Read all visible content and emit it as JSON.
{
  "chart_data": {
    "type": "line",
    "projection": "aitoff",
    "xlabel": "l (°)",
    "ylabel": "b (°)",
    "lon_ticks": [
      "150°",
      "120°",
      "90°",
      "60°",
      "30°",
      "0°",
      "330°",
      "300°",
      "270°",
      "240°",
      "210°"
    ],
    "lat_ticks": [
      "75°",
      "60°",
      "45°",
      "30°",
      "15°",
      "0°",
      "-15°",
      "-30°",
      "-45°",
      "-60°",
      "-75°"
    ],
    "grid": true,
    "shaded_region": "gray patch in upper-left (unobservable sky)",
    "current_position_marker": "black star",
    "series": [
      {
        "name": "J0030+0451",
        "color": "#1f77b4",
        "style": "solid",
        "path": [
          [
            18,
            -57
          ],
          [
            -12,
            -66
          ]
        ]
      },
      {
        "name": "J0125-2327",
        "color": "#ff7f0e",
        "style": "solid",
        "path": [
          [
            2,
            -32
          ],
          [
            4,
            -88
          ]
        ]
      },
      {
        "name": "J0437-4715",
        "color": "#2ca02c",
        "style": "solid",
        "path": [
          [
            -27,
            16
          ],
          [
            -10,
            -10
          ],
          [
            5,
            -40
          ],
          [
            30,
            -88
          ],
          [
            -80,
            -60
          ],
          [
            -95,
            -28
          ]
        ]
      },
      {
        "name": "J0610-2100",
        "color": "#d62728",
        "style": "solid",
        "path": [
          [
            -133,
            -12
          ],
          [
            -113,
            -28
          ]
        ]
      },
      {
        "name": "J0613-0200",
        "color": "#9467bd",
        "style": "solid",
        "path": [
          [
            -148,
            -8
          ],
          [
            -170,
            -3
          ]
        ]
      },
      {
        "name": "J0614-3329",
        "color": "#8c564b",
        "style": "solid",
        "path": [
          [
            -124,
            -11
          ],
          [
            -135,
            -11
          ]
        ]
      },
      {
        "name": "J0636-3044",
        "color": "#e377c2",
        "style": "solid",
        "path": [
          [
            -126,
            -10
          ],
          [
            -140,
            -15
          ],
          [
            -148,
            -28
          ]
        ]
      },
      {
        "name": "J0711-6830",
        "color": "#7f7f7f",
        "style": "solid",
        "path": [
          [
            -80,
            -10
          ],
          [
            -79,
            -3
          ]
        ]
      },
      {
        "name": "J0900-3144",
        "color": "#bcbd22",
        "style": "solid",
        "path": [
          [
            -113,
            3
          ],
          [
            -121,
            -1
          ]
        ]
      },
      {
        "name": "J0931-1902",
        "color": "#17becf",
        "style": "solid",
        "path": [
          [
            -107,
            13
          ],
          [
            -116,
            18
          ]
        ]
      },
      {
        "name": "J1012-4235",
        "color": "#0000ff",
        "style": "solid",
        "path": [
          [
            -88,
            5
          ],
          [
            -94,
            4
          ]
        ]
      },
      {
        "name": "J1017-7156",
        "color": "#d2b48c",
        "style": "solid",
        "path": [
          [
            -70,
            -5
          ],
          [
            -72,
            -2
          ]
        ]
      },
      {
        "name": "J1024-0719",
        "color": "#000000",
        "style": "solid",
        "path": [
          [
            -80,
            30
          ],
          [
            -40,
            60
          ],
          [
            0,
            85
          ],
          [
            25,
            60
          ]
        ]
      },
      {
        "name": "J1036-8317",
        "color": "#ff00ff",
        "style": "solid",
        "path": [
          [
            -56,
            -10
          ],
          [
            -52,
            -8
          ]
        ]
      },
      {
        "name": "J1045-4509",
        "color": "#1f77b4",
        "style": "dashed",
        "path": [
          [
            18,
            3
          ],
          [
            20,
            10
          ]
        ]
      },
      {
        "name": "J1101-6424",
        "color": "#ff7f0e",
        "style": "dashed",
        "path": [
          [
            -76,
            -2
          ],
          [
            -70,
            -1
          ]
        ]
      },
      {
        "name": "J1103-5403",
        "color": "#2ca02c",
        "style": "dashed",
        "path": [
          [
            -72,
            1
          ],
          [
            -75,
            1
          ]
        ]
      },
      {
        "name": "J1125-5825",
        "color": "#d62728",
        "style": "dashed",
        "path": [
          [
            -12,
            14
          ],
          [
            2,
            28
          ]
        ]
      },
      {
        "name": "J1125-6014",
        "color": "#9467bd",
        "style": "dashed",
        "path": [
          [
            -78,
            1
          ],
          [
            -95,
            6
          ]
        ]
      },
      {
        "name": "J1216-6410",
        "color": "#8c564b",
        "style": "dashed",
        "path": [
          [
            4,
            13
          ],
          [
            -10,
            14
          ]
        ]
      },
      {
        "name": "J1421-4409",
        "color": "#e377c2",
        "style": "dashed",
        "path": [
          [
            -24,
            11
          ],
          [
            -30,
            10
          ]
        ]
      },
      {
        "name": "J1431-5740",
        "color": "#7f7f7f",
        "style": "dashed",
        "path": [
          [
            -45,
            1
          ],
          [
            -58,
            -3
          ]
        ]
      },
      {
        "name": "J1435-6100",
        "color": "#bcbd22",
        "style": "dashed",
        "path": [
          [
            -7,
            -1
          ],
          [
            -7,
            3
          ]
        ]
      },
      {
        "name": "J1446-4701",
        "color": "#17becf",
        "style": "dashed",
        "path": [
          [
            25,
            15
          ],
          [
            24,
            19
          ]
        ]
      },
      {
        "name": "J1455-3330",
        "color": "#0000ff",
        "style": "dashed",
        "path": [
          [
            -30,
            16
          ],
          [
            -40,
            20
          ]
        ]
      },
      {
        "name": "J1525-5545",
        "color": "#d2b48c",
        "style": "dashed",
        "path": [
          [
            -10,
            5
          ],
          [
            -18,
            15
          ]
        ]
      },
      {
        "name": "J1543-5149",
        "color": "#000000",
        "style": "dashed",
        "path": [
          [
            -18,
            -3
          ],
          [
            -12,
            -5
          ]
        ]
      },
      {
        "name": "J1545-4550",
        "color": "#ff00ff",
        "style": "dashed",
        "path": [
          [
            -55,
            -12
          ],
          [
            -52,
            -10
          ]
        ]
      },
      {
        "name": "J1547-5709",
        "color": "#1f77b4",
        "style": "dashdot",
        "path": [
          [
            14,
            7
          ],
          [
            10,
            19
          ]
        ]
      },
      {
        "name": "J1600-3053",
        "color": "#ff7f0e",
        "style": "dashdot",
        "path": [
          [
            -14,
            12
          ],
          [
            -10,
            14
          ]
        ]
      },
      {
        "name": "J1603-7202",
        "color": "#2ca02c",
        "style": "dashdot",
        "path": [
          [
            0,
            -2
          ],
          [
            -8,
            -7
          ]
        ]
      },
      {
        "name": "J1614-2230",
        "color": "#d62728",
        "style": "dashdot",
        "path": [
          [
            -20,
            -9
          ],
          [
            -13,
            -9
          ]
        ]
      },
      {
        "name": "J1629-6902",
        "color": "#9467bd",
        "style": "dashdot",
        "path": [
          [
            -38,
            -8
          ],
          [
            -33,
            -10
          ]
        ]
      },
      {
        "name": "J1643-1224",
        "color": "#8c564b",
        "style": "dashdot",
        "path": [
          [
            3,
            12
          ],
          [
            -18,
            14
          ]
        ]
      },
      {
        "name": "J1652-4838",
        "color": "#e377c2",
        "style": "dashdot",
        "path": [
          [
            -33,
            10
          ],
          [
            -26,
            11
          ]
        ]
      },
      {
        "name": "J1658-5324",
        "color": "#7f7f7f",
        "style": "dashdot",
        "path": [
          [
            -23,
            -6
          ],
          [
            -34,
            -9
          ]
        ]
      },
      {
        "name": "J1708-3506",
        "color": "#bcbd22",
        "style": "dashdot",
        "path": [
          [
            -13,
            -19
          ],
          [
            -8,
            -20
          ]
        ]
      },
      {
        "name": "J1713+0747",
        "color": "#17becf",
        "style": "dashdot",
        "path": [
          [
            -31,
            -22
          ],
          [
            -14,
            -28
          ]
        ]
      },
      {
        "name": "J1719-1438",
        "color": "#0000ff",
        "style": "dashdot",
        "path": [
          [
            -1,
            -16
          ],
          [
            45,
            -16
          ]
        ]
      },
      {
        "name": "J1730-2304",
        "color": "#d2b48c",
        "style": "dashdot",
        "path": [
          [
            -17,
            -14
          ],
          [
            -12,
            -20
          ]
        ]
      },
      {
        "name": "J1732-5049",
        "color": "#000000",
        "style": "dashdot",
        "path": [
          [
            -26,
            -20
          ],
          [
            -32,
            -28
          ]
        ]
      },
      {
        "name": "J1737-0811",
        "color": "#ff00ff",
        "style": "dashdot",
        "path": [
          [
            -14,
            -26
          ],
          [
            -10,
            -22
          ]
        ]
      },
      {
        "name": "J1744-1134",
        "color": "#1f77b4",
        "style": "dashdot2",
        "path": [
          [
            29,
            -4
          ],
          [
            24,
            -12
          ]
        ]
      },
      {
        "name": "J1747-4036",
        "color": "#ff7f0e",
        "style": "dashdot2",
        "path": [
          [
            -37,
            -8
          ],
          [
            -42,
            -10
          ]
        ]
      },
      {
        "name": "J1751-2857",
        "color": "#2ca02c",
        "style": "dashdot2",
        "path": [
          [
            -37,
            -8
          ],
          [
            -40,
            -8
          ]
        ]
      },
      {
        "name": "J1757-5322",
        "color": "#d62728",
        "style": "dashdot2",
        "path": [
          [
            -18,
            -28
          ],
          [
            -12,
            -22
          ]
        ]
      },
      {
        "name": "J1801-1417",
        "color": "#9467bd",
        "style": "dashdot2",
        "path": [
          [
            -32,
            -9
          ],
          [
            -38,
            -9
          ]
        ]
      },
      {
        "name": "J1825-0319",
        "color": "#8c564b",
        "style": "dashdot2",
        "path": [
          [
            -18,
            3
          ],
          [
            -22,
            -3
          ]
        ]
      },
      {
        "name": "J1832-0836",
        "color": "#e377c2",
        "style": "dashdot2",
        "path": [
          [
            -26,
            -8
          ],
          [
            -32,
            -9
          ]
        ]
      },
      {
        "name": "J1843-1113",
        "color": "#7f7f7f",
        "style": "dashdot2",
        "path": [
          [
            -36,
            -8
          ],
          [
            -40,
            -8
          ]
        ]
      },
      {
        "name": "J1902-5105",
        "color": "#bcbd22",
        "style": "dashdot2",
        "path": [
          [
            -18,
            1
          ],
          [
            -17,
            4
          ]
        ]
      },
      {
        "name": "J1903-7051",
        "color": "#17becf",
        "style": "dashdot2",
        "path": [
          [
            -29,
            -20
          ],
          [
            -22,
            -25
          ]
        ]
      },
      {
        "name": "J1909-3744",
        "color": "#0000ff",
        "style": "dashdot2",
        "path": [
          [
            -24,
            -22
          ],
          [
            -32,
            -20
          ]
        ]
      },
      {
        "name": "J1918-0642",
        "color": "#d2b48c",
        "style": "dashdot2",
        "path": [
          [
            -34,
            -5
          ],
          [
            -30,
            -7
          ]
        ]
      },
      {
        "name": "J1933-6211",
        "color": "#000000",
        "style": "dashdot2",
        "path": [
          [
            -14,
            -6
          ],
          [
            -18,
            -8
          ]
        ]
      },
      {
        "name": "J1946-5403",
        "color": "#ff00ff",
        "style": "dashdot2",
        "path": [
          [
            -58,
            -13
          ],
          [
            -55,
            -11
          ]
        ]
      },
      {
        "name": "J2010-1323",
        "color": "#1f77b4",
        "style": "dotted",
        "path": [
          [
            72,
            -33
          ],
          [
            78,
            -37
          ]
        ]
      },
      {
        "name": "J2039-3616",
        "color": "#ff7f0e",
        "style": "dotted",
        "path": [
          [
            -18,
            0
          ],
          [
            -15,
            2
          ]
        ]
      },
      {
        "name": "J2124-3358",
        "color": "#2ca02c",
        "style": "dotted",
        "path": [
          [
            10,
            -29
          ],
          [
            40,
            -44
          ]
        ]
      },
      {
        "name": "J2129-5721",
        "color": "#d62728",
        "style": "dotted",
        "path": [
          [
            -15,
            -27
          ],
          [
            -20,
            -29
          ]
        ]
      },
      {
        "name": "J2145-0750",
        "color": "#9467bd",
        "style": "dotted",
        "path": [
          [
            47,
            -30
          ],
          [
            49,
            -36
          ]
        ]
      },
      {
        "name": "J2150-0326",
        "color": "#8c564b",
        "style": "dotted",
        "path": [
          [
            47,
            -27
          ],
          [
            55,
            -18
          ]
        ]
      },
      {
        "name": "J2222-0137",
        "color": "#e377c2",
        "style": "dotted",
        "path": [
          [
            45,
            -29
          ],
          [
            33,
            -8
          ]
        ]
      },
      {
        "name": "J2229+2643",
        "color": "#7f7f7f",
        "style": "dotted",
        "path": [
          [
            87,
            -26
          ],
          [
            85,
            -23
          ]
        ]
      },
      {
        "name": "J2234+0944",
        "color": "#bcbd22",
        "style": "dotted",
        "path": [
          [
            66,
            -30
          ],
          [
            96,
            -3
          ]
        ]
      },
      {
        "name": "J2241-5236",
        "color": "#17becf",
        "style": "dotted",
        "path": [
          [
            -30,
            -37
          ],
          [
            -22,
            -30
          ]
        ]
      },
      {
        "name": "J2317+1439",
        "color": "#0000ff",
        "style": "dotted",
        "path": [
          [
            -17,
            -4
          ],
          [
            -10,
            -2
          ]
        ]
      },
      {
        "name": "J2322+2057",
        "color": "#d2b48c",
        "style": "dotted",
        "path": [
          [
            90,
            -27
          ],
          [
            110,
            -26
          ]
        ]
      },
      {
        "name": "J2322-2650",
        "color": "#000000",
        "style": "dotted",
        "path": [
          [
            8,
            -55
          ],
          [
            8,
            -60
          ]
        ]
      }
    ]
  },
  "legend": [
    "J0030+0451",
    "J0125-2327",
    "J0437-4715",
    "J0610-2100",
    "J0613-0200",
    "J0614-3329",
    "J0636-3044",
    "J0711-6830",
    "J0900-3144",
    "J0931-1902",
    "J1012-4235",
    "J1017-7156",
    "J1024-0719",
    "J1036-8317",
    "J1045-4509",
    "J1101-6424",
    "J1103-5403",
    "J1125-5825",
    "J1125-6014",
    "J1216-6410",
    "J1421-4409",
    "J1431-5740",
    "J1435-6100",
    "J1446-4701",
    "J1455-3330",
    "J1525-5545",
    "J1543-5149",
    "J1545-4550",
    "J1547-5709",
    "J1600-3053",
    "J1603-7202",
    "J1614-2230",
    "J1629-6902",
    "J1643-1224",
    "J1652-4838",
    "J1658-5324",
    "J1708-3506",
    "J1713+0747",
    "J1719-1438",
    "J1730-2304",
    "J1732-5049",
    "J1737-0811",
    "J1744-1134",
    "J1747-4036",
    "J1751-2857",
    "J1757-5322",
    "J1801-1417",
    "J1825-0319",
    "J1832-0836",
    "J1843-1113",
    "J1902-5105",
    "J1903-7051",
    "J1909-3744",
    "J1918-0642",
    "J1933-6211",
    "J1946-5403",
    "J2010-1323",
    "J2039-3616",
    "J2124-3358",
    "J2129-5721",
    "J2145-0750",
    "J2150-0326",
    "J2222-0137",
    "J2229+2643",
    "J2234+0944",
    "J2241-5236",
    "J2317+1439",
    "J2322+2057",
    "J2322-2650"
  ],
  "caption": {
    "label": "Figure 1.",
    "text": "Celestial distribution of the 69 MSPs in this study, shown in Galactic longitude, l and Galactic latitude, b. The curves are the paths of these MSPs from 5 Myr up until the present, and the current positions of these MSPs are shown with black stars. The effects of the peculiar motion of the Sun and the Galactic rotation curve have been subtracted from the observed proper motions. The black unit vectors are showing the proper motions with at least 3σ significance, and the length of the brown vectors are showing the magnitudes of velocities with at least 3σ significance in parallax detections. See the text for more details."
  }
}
++++++++++
Directions for this task: Copy every line above that holds the word "black".

Task result:
    "current_position_marker": "black star",
    "text": "Celestial distribution of the 69 MSPs in this study, shown in Galactic longitude, l and Galactic latitude, b. The curves are the paths of these MSPs from 5 Myr up until the present, and the current positions of these MSPs are shown with black stars. The effects of the peculiar motion of the Sun and the Galactic rotation curve have been subtracted from the observed proper motions. The black unit vectors are showing the proper motions with at least 3σ significance, and the length of the brown vectors are showing the magnitudes of velocities with at least 3σ significance in parallax detections. See the text for more details."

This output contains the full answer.